Collected data:
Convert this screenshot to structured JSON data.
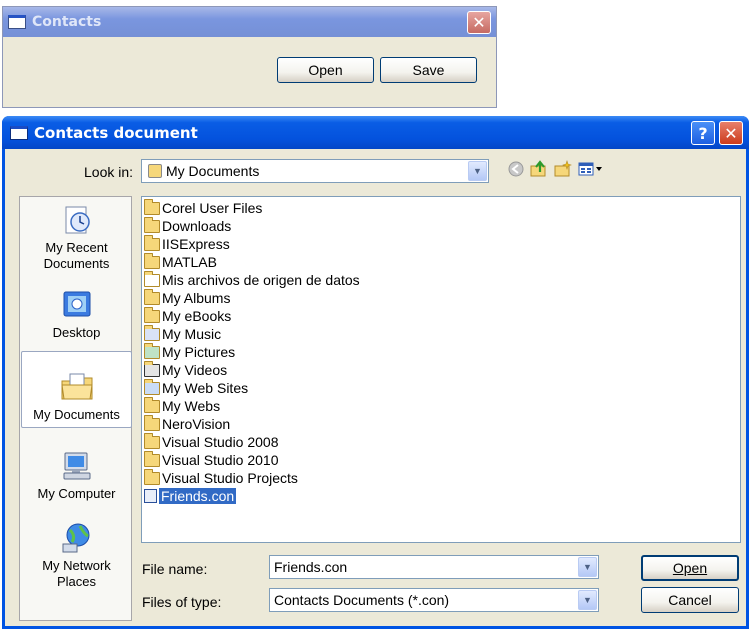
{
  "small_window": {
    "title": "Contacts",
    "close_glyph": "✕",
    "open_label": "Open",
    "save_label": "Save"
  },
  "dialog": {
    "title": "Contacts document",
    "help_glyph": "?",
    "close_glyph": "✕",
    "look_in_label": "Look in:",
    "look_in_value": "My Documents",
    "places": [
      {
        "label": "My Recent Documents",
        "icon": "recent-documents-icon"
      },
      {
        "label": "Desktop",
        "icon": "desktop-icon"
      },
      {
        "label": "My Documents",
        "icon": "my-documents-icon",
        "selected": true
      },
      {
        "label": "My Computer",
        "icon": "computer-icon"
      },
      {
        "label": "My Network Places",
        "icon": "network-icon"
      }
    ],
    "files": [
      {
        "name": "Corel User Files",
        "icon": "folder"
      },
      {
        "name": "Downloads",
        "icon": "folder"
      },
      {
        "name": "IISExpress",
        "icon": "folder"
      },
      {
        "name": "MATLAB",
        "icon": "folder"
      },
      {
        "name": "Mis archivos de origen de datos",
        "icon": "special-folder"
      },
      {
        "name": "My Albums",
        "icon": "folder"
      },
      {
        "name": "My eBooks",
        "icon": "folder"
      },
      {
        "name": "My Music",
        "icon": "music-folder"
      },
      {
        "name": "My Pictures",
        "icon": "pictures-folder"
      },
      {
        "name": "My Videos",
        "icon": "videos-folder"
      },
      {
        "name": "My Web Sites",
        "icon": "web-folder"
      },
      {
        "name": "My Webs",
        "icon": "folder"
      },
      {
        "name": "NeroVision",
        "icon": "folder"
      },
      {
        "name": "Visual Studio 2008",
        "icon": "folder"
      },
      {
        "name": "Visual Studio 2010",
        "icon": "folder"
      },
      {
        "name": "Visual Studio Projects",
        "icon": "folder"
      },
      {
        "name": "Friends.con",
        "icon": "file",
        "selected": true
      }
    ],
    "file_name_label": "File name:",
    "file_name_value": "Friends.con",
    "file_type_label": "Files of type:",
    "file_type_value": "Contacts Documents (*.con)",
    "open_label": "Open",
    "cancel_label": "Cancel",
    "toolbar_icons": [
      "back-icon",
      "up-folder-icon",
      "new-folder-icon",
      "view-menu-icon"
    ]
  },
  "colors": {
    "titlebar_active": "#0452dd",
    "titlebar_inactive": "#7a96df",
    "dialog_bg": "#ece9d8",
    "selection": "#316ac5"
  }
}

Brief. Make an exact copy of all entries above, dropping the images.

The answer.
Convert this screenshot to structured JSON data.
{
  "small_window": {
    "title": "Contacts",
    "close_glyph": "✕",
    "open_label": "Open",
    "save_label": "Save"
  },
  "dialog": {
    "title": "Contacts document",
    "help_glyph": "?",
    "close_glyph": "✕",
    "look_in_label": "Look in:",
    "look_in_value": "My Documents",
    "places": [
      {
        "label": "My Recent Documents",
        "icon": "recent-documents-icon"
      },
      {
        "label": "Desktop",
        "icon": "desktop-icon"
      },
      {
        "label": "My Documents",
        "icon": "my-documents-icon",
        "selected": true
      },
      {
        "label": "My Computer",
        "icon": "computer-icon"
      },
      {
        "label": "My Network Places",
        "icon": "network-icon"
      }
    ],
    "files": [
      {
        "name": "Corel User Files",
        "icon": "folder"
      },
      {
        "name": "Downloads",
        "icon": "folder"
      },
      {
        "name": "IISExpress",
        "icon": "folder"
      },
      {
        "name": "MATLAB",
        "icon": "folder"
      },
      {
        "name": "Mis archivos de origen de datos",
        "icon": "special-folder"
      },
      {
        "name": "My Albums",
        "icon": "folder"
      },
      {
        "name": "My eBooks",
        "icon": "folder"
      },
      {
        "name": "My Music",
        "icon": "music-folder"
      },
      {
        "name": "My Pictures",
        "icon": "pictures-folder"
      },
      {
        "name": "My Videos",
        "icon": "videos-folder"
      },
      {
        "name": "My Web Sites",
        "icon": "web-folder"
      },
      {
        "name": "My Webs",
        "icon": "folder"
      },
      {
        "name": "NeroVision",
        "icon": "folder"
      },
      {
        "name": "Visual Studio 2008",
        "icon": "folder"
      },
      {
        "name": "Visual Studio 2010",
        "icon": "folder"
      },
      {
        "name": "Visual Studio Projects",
        "icon": "folder"
      },
      {
        "name": "Friends.con",
        "icon": "file",
        "selected": true
      }
    ],
    "file_name_label": "File name:",
    "file_name_value": "Friends.con",
    "file_type_label": "Files of type:",
    "file_type_value": "Contacts Documents (*.con)",
    "open_label": "Open",
    "cancel_label": "Cancel",
    "toolbar_icons": [
      "back-icon",
      "up-folder-icon",
      "new-folder-icon",
      "view-menu-icon"
    ]
  },
  "colors": {
    "titlebar_active": "#0452dd",
    "titlebar_inactive": "#7a96df",
    "dialog_bg": "#ece9d8",
    "selection": "#316ac5"
  }
}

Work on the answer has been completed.